▶ [PROMPT]: Write the material out again, line by line, exactly as it is.

Recorded data
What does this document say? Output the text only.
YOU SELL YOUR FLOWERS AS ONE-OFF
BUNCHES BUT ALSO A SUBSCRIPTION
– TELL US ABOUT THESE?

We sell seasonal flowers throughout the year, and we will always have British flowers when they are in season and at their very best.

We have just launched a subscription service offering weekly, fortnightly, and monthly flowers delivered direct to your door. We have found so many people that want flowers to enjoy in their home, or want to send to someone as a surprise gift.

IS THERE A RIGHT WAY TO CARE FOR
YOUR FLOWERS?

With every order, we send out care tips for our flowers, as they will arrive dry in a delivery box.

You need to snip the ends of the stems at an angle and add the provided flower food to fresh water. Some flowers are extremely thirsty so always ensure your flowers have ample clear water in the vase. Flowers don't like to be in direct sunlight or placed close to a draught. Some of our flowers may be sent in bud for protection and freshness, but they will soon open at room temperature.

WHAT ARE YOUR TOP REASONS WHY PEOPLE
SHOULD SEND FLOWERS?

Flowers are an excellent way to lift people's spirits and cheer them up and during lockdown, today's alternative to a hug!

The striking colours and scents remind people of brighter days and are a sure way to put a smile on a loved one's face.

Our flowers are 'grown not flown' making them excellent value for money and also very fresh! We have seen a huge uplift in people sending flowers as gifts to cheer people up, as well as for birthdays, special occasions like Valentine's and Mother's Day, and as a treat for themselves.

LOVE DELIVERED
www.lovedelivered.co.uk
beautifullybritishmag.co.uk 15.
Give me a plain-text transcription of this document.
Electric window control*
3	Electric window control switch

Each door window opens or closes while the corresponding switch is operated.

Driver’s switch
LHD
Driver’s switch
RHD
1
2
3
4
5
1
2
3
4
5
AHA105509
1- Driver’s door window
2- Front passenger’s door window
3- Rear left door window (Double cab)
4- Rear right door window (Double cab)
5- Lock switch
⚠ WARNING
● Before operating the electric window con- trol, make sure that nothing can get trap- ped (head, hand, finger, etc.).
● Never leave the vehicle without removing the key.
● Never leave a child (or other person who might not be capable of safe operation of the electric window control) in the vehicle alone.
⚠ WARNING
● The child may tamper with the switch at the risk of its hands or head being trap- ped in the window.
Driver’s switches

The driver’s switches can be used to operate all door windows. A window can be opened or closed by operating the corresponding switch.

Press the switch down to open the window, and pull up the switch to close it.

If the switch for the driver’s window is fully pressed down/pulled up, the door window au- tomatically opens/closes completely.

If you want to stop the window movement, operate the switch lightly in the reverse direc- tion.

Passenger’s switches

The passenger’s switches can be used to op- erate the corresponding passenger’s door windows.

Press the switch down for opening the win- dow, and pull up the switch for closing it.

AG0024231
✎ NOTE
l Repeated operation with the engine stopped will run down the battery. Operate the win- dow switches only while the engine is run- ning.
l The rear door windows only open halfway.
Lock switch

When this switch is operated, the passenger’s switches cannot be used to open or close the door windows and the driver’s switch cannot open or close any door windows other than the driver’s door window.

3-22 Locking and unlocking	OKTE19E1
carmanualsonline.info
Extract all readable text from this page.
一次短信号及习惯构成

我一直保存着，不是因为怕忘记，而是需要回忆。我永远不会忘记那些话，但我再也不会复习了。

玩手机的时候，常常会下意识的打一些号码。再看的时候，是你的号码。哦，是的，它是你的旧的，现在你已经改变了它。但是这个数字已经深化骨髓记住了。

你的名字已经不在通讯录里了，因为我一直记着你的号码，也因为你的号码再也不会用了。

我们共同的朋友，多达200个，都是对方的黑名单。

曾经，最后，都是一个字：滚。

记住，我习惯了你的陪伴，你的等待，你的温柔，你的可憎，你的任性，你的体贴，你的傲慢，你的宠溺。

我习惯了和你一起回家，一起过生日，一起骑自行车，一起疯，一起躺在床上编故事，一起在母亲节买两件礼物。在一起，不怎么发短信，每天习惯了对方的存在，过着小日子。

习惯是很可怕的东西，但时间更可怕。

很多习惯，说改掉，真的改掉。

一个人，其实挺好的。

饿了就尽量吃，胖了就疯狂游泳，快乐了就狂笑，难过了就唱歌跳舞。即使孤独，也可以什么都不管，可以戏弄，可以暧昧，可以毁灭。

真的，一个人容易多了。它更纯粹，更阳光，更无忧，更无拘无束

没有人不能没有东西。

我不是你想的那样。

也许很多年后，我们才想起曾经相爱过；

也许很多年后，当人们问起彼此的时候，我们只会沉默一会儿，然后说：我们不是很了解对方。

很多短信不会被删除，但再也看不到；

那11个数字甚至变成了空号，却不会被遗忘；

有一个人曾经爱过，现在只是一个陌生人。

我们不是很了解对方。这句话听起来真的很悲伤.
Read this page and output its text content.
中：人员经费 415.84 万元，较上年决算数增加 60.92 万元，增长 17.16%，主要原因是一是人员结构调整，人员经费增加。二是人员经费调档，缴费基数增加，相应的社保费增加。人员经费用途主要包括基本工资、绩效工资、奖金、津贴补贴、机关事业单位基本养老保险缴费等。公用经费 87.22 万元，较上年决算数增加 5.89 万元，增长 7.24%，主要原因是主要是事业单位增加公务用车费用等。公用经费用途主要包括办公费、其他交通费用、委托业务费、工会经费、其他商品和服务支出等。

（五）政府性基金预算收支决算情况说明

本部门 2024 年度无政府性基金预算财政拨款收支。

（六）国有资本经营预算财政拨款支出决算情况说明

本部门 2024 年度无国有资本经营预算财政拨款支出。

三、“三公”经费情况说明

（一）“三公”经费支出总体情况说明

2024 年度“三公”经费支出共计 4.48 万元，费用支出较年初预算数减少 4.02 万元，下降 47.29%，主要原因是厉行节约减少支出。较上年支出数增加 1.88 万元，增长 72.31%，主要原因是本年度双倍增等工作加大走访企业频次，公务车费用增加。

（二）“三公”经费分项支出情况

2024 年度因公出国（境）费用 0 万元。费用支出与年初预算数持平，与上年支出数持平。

▶ [RESULT OF THE EXERCISE]:
What does this document say? Output the text only.
YOU SELL YOUR FLOWERS AS ONE-OFF
BUNCHES BUT ALSO A SUBSCRIPTION
– TELL US ABOUT THESE?

We sell seasonal flowers throughout the year, and we will always have British flowers when they are in season and at their very best.

We have just launched a subscription service offering weekly, fortnightly, and monthly flowers delivered direct to your door. We have found so many people that want flowers to enjoy in their home, or want to send to someone as a surprise gift.

IS THERE A RIGHT WAY TO CARE FOR
YOUR FLOWERS?

With every order, we send out care tips for our flowers, as they will arrive dry in a delivery box.

You need to snip the ends of the stems at an angle and add the provided flower food to fresh water. Some flowers are extremely thirsty so always ensure your flowers have ample clear water in the vase. Flowers don't like to be in direct sunlight or placed close to a draught. Some of our flowers may be sent in bud for protection and freshness, but they will soon open at room temperature.

WHAT ARE YOUR TOP REASONS WHY PEOPLE
SHOULD SEND FLOWERS?

Flowers are an excellent way to lift people's spirits and cheer them up and during lockdown, today's alternative to a hug!

The striking colours and scents remind people of brighter days and are a sure way to put a smile on a loved one's face.

Our flowers are 'grown not flown' making them excellent value for money and also very fresh! We have seen a huge uplift in people sending flowers as gifts to cheer people up, as well as for birthdays, special occasions like Valentine's and Mother's Day, and as a treat for themselves.

LOVE DELIVERED
www.lovedelivered.co.uk
beautifullybritishmag.co.uk 15.
Give me a plain-text transcription of this document.
Electric window control*
3	Electric window control switch

Each door window opens or closes while the corresponding switch is operated.

Driver’s switch
LHD
Driver’s switch
RHD
1
2
3
4
5
1
2
3
4
5
AHA105509
1- Driver’s door window
2- Front passenger’s door window
3- Rear left door window (Double cab)
4- Rear right door window (Double cab)
5- Lock switch
⚠ WARNING
● Before operating the electric window con- trol, make sure that nothing can get trap- ped (head, hand, finger, etc.).
● Never leave the vehicle without removing the key.
● Never leave a child (or other person who might not be capable of safe operation of the electric window control) in the vehicle alone.
⚠ WARNING
● The child may tamper with the switch at the risk of its hands or head being trap- ped in the window.
Driver’s switches

The driver’s switches can be used to operate all door windows. A window can be opened or closed by operating the corresponding switch.

Press the switch down to open the window, and pull up the switch to close it.

If the switch for the driver’s window is fully pressed down/pulled up, the door window au- tomatically opens/closes completely.

If you want to stop the window movement, operate the switch lightly in the reverse direc- tion.

Passenger’s switches

The passenger’s switches can be used to op- erate the corresponding passenger’s door windows.

Press the switch down for opening the win- dow, and pull up the switch for closing it.

AG0024231
✎ NOTE
l Repeated operation with the engine stopped will run down the battery. Operate the win- dow switches only while the engine is run- ning.
l The rear door windows only open halfway.
Lock switch

When this switch is operated, the passenger’s switches cannot be used to open or close the door windows and the driver’s switch cannot open or close any door windows other than the driver’s door window.

3-22 Locking and unlocking	OKTE19E1
carmanualsonline.info
Extract all readable text from this page.
一次短信号及习惯构成

我一直保存着，不是因为怕忘记，而是需要回忆。我永远不会忘记那些话，但我再也不会复习了。

玩手机的时候，常常会下意识的打一些号码。再看的时候，是你的号码。哦，是的，它是你的旧的，现在你已经改变了它。但是这个数字已经深化骨髓记住了。

你的名字已经不在通讯录里了，因为我一直记着你的号码，也因为你的号码再也不会用了。

我们共同的朋友，多达200个，都是对方的黑名单。

曾经，最后，都是一个字：滚。

记住，我习惯了你的陪伴，你的等待，你的温柔，你的可憎，你的任性，你的体贴，你的傲慢，你的宠溺。

我习惯了和你一起回家，一起过生日，一起骑自行车，一起疯，一起躺在床上编故事，一起在母亲节买两件礼物。在一起，不怎么发短信，每天习惯了对方的存在，过着小日子。

习惯是很可怕的东西，但时间更可怕。

很多习惯，说改掉，真的改掉。

一个人，其实挺好的。

饿了就尽量吃，胖了就疯狂游泳，快乐了就狂笑，难过了就唱歌跳舞。即使孤独，也可以什么都不管，可以戏弄，可以暧昧，可以毁灭。

真的，一个人容易多了。它更纯粹，更阳光，更无忧，更无拘无束

没有人不能没有东西。

我不是你想的那样。

也许很多年后，我们才想起曾经相爱过；

也许很多年后，当人们问起彼此的时候，我们只会沉默一会儿，然后说：我们不是很了解对方。

很多短信不会被删除，但再也看不到；

那11个数字甚至变成了空号，却不会被遗忘；

有一个人曾经爱过，现在只是一个陌生人。

我们不是很了解对方。这句话听起来真的很悲伤.
Read this page and output its text content.
中：人员经费 415.84 万元，较上年决算数增加 60.92 万元，增长 17.16%，主要原因是一是人员结构调整，人员经费增加。二是人员经费调档，缴费基数增加，相应的社保费增加。人员经费用途主要包括基本工资、绩效工资、奖金、津贴补贴、机关事业单位基本养老保险缴费等。公用经费 87.22 万元，较上年决算数增加 5.89 万元，增长 7.24%，主要原因是主要是事业单位增加公务用车费用等。公用经费用途主要包括办公费、其他交通费用、委托业务费、工会经费、其他商品和服务支出等。

（五）政府性基金预算收支决算情况说明

本部门 2024 年度无政府性基金预算财政拨款收支。

（六）国有资本经营预算财政拨款支出决算情况说明

本部门 2024 年度无国有资本经营预算财政拨款支出。

三、“三公”经费情况说明

（一）“三公”经费支出总体情况说明

2024 年度“三公”经费支出共计 4.48 万元，费用支出较年初预算数减少 4.02 万元，下降 47.29%，主要原因是厉行节约减少支出。较上年支出数增加 1.88 万元，增长 72.31%，主要原因是本年度双倍增等工作加大走访企业频次，公务车费用增加。

（二）“三公”经费分项支出情况

2024 年度因公出国（境）费用 0 万元。费用支出与年初预算数持平，与上年支出数持平。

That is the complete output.